- [ANGABEN ZUR AUFGABE] Setze den unten stehenden Bericht über die Obst- und Spargelsaison nach seinem letzten Satz fort.

- [BEREITGESTELLTER TEXT]
● ● ●
Auch die Nachfrage war schwächer als im Jahr zuvor, nach Bolls Beobachtung gilt dies besonders für Kirschen und Spargel. Zwar wurde mit fast 1100 Tonnen Spargel etwas mehr Menge erfasst, aber der Durchschnittspreis über alle Sortierungen lag nur bei 3,71 Euro/kg, 57 Cent weniger als im Jahr zuvor. „Es hat sich wieder bewahrheitet: Was im April nicht umgesetzt wurde, kann man im Juni nicht mehr aufholen”, meinte Boll.
Fast zeitgleich
Die Erdbeersaison  litt darunter, dass die wichtigen deutschen Anbaugebiete fast zeitgleich am Markt waren. Ladenverkaufspreise zwischen 0,99 Euro und 1,29 Euro waren keine Seltenheit. Das Wetter ließ keinen Hunger auf Erdbeeren aufkommen. Der EGRO vermarktete 2588 Tonnen (+ 330 Tonnen) zu einem Durchschnittspreis von 2,04 Euro/kg (Vorjahr: 2,34 Euro). Bei den Hauptsorten kam Darselect auf einen Durchschnittspreis von 1,71 Euro, bei Clery waren es 2,54 Euro. Boll lobte die Erzeuger: Trotz der ungünstigen Witterung war die Ware von ordentlicher Qualität. Durchwachsen war die Saison bei den Strauchbeeren: Rote Johannisbeeren erbrachten im Schnitt 2,08 Euro/kg (2,56 Euro) und  Schwarze Johannisbeeren 4,19 Euro/kg (4,16 Euro). Von letzteren hätte Boll gerne mehr Ware.  Stachelbeeren kosteten 2,94 Euro/kg (2,69 Euro) und Himbeeren 5,02 Euro/kg (4,58 Euro). Auch bei diesen beiden Kulturen sieht Boll weiteres Potential, ebenso wie bei Heidelbeeren, wo eine Pflanzung von 70 Ar im Markgräflerland ihm Freude macht. Bei Brombeeren wuchs die Vermarktungsmenge erfreulicherweise schon, der Preis erreichte 5,00 Euro/kg (5,25 Euro). Der Umsatzanteil beim Beerenobst stieg von 40,9 auf 44,3 %.
● ● ●
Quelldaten

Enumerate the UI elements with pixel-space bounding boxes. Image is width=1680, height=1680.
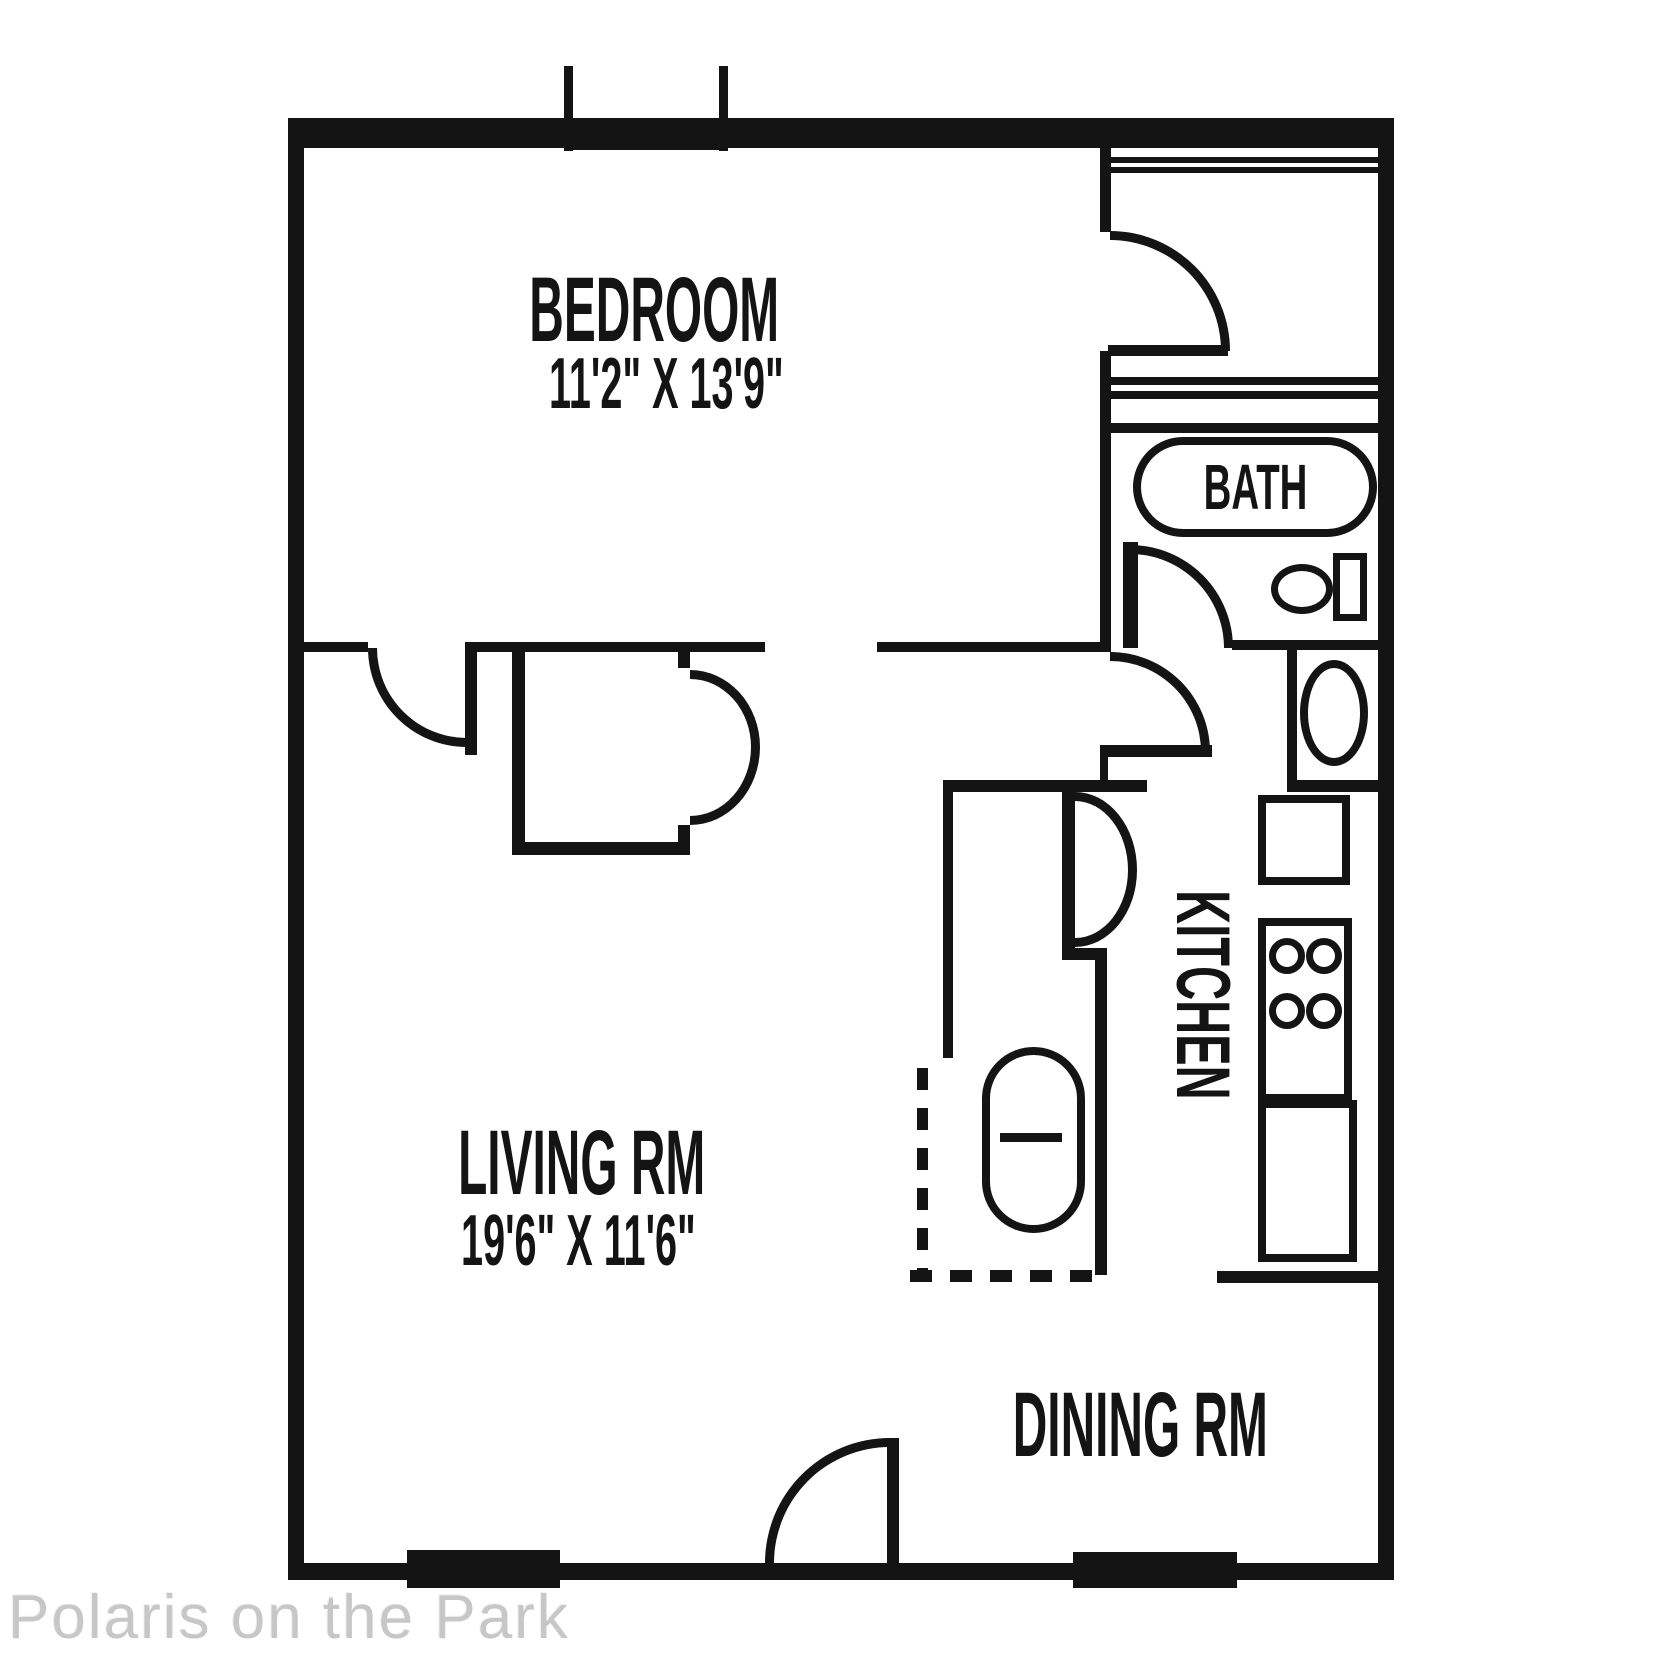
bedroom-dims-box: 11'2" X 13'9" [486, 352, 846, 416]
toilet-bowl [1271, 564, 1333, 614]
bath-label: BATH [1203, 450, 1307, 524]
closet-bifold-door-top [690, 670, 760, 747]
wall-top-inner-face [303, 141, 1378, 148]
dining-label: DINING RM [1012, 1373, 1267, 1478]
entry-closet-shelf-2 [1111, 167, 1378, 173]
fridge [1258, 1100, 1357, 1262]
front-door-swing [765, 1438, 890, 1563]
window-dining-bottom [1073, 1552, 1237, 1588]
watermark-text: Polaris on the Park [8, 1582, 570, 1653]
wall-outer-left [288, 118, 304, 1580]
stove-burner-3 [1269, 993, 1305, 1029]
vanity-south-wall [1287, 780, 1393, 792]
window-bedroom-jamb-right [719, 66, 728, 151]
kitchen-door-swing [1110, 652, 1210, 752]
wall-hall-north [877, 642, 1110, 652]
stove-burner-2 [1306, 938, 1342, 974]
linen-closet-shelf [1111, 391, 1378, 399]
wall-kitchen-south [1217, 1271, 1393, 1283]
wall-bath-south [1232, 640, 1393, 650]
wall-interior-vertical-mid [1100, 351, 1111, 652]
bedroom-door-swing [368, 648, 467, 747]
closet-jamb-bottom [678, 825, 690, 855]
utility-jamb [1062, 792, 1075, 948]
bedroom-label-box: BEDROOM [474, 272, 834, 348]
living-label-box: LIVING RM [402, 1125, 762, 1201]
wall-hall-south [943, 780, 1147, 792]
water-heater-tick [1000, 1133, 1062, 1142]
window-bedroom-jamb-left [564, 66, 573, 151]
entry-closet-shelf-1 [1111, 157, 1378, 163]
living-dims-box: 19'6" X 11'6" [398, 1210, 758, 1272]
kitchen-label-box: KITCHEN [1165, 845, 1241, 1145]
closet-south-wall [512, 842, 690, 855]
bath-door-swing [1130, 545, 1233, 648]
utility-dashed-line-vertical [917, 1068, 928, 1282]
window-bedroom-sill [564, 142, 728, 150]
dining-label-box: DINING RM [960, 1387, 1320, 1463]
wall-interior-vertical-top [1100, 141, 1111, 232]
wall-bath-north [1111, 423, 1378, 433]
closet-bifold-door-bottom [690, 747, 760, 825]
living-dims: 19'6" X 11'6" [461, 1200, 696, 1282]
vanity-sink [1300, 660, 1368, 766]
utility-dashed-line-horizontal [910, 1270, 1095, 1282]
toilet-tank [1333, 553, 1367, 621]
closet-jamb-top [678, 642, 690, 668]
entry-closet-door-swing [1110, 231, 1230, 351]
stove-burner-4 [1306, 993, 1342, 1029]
● ● ●
- [ANTWORT ZUR AUFGABE]
Markus Schörlin (Mitte) aus Efringen-Kirchen-Huttingen ist neuer EGRO-Vorstandsvorsitzender, Werner Räpple (rechts) bleibt sein Stellvertreter. Der scheidende Vorsitzende Heinz Meyer wurde für sein Engagement in den Gremien seit 1993 und seit 2008 als Vorsitzender mit der Silbernen Ehrennadel des Baden-Württembergischen Genossenschaftsverbandes ausgezeichnet.
Wieder enttäuschend war die Kirschensaison. Erneut wurden nur 653 Tonnen (616 Tonnen) geerntet. 2011 waren es über 2000 Tonnen. Neu war das mangelnde Kundeninteresse an der frühen Ware. Mit Tafelkirschen waren im Schnitt 3,64 Euro/kg (3,59 Euro) zu erlösen, Industriekirschen erbrachten 1,04 Euro/kg (1,03 Euro) und Brennkirschen 0,61 Euro/kg (0,57 Euro).
Deutlich höhere Vermarktungsmengen als 2012 und extrem starke osteuropäische Konkurrenz bei frühen und mittleren Sorten prägten die Zwetschgensaison, bei der ein Durchschnittspreis von 0,65 Euro/kg (1,14 Euro) zu Buche steht. Die Saison lief je nach Sorte unterschiedlich: Hanita und Elena enttäuschten qualitativ, Katinka und Hanita präsentierten sich schön. Zu Ruth Gerstetter meinte Boll: „Solange sie diese Durchschnittspreise bringt (1,92 Euro/kg), muss man sie auch vermarkten.” Auch Ersinger will der EGRO trotz Problemen weiterhin annehmen.
 Die Frühjahrsvermarktung bei Äpfeln lief zu ordentlichen Preisen, allerdings fehlten die Mengen. Die 1300 Tonnen Tafeläpfel erbrachten 0,61 Cent/kg, bei 586 Tonnen Mostäpfeln waren es 0,17 Cent/kg.
Bei Braeburn in den letzten Zügen
Zur laufenden Saison zeigte sich Boll vor dem Hintergrund der inzwischen größeren Skepsis im Markt zufrieden damit, dass schon kräftig verkauft wurde. Elstar und Gala sind ausverkauft, bei Braeburn liege man in den letzten Zügen. Boll betonte, dass die Betriebskosten trotz des Umsatzrückgangs voll gedeckt waren und bezeichnete die Ertragslage als zufriedenstellend. Die Warenrückvergütung liegt mit einem Prozent auf Vorjahreshöhe.
Der EGRO arbeite daran, hausinterne Abläufe zu optimieren. Derzeit läuft eine EDV-Umstellung. Für die Zukunft müssten Überlegungen angestellt werden, inwieweit das Vermarktungssortiment beschränkt werden müsse. Positiv gestimmt haben Boll zuletzt Gespräche mit Erzeugern bei der  „Fruchtwelt”, die von ihren Plänen zur Flächenausweitung berichteten.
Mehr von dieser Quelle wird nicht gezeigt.